THE EXERCISE ▸
Collect each line containing "hours".

Stored entries:
========

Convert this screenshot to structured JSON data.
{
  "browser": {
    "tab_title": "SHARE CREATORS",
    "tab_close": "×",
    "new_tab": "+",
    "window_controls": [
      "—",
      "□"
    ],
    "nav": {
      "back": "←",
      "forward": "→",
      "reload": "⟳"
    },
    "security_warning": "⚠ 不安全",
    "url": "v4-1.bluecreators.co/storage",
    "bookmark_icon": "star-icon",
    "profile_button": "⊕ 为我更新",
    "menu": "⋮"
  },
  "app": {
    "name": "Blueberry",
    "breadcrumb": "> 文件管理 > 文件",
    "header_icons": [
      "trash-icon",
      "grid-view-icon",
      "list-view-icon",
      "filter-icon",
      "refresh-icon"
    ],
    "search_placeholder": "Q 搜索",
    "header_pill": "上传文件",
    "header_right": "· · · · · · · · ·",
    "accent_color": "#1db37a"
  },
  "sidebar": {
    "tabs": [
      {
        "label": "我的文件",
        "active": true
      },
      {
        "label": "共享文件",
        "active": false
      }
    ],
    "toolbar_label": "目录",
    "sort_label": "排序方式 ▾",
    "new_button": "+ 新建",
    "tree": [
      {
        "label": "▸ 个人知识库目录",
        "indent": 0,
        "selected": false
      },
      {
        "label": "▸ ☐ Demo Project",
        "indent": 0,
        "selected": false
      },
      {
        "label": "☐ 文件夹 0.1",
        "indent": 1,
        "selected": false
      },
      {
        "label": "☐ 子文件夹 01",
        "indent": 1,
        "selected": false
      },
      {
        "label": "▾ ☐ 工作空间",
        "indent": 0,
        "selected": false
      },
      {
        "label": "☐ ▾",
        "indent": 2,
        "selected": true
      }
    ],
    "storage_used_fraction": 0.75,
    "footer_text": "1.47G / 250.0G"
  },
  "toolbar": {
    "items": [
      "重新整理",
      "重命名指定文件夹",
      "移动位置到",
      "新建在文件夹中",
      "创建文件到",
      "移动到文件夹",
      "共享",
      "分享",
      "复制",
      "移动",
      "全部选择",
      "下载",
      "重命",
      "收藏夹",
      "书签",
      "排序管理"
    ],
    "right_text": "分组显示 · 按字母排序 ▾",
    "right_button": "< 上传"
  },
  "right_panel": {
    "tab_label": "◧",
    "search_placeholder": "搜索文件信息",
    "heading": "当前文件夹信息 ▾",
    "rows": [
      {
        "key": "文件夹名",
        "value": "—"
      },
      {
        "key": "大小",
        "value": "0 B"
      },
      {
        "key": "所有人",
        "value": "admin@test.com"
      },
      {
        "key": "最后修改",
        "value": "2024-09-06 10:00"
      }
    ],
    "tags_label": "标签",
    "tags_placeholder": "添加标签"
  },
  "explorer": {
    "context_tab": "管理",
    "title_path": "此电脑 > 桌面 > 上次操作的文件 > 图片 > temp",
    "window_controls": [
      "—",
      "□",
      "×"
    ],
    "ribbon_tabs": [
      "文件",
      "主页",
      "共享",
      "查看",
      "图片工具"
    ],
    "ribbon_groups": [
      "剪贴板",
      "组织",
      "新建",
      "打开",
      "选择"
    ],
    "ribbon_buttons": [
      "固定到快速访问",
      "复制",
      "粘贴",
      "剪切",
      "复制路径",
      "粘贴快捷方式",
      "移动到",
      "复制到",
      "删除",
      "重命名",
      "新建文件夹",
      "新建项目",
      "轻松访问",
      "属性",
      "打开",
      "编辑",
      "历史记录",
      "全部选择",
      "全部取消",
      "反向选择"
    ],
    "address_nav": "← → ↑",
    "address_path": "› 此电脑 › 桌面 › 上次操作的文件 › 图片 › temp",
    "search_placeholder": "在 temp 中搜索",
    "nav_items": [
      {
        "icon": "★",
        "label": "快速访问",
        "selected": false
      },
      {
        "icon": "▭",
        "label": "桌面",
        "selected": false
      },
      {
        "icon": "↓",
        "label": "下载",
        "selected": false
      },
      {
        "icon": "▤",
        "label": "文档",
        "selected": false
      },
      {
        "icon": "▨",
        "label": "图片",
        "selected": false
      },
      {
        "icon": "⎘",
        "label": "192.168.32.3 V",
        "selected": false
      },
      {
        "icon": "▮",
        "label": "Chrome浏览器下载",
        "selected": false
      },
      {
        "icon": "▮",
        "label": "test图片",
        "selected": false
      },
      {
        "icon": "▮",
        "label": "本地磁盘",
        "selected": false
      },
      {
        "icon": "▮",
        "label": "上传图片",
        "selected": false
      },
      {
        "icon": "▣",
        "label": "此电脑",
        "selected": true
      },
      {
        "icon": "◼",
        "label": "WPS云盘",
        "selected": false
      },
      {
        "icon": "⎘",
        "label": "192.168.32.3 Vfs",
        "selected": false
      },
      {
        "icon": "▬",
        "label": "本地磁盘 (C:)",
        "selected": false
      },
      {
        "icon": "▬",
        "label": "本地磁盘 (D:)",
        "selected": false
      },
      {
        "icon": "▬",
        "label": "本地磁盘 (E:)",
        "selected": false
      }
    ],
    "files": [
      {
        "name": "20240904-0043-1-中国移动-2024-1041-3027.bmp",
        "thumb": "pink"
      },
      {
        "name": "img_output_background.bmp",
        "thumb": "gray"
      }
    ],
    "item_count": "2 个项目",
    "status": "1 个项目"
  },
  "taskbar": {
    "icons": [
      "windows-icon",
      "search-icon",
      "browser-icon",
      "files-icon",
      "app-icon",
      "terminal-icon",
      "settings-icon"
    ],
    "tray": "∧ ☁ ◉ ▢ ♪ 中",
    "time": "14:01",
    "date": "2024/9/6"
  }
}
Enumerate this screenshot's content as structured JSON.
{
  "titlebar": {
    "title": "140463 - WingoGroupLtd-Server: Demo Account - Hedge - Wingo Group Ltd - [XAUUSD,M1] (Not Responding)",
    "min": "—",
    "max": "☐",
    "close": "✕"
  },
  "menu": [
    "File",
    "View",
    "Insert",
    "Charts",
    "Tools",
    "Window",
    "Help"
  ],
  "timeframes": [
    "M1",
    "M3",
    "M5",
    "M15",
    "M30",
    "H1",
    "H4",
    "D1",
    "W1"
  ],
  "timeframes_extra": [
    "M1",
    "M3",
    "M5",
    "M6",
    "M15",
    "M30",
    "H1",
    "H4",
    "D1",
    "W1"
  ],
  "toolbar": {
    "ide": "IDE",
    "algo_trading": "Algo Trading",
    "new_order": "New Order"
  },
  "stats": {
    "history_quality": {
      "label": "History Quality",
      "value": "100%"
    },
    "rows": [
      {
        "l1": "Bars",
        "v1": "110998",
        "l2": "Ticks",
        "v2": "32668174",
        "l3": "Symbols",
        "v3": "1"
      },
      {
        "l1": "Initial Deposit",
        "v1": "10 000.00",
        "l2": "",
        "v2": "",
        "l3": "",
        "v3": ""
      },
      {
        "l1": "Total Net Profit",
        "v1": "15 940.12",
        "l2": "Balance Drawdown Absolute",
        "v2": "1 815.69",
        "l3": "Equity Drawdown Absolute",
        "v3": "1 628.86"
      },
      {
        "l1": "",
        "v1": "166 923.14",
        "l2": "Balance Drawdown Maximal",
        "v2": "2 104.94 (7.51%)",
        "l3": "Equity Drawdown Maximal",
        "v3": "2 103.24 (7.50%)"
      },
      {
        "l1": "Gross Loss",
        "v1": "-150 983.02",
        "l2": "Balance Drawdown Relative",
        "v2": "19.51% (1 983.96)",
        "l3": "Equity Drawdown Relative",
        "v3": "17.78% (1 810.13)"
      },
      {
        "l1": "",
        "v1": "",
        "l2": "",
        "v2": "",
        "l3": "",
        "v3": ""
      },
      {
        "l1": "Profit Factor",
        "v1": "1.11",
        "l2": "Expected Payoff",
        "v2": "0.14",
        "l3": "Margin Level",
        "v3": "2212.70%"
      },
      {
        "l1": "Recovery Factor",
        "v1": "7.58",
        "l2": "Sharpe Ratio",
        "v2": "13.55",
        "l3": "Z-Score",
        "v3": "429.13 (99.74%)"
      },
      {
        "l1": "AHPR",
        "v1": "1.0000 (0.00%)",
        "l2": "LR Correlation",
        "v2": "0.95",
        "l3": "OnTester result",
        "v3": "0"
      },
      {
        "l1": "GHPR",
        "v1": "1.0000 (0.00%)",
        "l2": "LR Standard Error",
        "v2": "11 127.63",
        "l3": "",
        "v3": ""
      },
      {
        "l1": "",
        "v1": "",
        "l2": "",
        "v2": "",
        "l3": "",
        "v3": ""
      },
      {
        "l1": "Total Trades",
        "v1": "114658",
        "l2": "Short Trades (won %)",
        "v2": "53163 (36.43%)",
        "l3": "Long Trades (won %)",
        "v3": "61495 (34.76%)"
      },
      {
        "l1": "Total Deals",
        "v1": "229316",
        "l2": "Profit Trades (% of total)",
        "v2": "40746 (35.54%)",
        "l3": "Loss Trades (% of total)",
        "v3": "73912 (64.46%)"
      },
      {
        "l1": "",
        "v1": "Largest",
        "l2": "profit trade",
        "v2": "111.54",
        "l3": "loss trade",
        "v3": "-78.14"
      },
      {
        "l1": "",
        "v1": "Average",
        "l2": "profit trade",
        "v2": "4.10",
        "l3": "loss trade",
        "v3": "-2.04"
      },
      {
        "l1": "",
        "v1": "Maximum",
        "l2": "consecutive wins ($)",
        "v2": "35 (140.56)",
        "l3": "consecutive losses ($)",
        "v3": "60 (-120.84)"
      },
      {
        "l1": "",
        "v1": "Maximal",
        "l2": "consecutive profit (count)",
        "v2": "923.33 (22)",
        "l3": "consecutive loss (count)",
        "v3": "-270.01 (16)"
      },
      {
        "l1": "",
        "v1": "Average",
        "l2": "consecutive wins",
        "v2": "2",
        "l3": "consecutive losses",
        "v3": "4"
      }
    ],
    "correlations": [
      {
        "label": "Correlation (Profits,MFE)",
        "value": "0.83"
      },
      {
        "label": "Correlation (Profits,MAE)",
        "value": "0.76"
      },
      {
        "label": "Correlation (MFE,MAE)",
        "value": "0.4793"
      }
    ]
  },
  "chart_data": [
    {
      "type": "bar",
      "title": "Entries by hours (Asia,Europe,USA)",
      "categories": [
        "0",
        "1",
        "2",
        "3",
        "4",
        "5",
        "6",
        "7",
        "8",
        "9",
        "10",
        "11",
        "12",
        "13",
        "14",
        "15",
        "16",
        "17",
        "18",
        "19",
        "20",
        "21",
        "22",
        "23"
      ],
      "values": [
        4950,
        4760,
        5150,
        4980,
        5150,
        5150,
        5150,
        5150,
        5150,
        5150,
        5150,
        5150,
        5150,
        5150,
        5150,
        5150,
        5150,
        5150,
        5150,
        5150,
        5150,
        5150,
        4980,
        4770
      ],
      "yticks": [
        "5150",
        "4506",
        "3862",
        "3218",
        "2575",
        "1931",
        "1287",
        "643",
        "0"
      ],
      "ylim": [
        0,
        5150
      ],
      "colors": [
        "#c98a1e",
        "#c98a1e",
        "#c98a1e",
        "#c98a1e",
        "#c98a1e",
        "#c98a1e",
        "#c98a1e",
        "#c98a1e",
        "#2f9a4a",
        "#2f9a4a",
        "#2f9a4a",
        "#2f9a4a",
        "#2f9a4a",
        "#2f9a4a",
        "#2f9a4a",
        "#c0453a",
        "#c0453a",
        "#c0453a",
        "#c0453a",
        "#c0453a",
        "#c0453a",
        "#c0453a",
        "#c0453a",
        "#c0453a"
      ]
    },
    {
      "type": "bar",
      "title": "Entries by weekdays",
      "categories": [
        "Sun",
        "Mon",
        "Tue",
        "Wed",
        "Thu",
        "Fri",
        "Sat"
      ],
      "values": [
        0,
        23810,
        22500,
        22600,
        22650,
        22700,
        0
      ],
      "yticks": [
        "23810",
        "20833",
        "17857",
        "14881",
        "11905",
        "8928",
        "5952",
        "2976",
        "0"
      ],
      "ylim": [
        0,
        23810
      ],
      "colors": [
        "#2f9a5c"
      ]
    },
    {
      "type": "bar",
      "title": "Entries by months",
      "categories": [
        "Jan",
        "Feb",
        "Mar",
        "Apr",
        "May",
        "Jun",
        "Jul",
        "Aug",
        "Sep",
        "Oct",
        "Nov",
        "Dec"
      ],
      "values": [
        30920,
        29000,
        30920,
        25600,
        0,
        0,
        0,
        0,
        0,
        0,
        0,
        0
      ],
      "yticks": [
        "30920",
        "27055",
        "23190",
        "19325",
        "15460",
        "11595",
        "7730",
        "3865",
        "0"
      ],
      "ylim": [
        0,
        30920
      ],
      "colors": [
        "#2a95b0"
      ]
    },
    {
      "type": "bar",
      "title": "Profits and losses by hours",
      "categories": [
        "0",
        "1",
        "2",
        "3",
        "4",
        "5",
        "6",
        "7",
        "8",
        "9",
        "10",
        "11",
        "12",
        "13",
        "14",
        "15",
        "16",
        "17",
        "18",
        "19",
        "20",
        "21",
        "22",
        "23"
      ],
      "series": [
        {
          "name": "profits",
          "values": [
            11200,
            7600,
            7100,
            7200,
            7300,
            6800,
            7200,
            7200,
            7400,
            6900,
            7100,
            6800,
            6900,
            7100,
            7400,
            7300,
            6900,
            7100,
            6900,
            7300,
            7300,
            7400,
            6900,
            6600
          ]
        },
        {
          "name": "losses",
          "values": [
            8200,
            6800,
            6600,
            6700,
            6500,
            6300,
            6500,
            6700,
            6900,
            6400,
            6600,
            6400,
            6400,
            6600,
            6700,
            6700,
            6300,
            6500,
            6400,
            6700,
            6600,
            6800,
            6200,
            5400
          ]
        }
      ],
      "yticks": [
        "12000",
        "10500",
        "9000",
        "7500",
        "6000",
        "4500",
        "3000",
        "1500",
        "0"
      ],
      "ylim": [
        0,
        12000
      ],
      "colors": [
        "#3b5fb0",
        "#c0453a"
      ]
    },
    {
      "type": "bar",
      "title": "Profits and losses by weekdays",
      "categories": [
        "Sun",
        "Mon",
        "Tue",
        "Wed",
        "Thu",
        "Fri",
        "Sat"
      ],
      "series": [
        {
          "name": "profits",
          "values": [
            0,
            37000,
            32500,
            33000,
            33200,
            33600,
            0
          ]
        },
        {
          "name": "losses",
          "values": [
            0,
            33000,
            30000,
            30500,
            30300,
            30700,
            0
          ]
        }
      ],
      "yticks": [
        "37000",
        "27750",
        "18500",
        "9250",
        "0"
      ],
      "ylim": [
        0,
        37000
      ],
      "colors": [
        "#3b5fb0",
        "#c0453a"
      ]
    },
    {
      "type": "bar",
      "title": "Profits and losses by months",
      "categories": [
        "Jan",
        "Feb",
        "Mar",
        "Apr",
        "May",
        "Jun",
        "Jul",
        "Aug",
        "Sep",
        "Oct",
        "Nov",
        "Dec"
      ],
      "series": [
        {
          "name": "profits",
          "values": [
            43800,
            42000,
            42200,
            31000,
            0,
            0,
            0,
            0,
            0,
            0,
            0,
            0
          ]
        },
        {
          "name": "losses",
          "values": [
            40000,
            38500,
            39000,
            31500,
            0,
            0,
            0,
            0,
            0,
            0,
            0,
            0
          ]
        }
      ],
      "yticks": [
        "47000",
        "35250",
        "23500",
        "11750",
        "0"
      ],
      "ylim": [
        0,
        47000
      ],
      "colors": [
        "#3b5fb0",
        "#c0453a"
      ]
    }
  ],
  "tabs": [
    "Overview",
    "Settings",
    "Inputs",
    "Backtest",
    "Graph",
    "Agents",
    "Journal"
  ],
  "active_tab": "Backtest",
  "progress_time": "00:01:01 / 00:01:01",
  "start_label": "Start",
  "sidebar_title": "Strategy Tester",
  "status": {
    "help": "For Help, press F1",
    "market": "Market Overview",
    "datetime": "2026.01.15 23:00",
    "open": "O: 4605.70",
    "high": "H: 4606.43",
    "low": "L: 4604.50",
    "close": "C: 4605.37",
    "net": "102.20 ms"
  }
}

========

ANSWER FOR THE TASK ▸
      "title": "Entries by hours (Asia,Europe,USA)",
      "title": "Profits and losses by hours",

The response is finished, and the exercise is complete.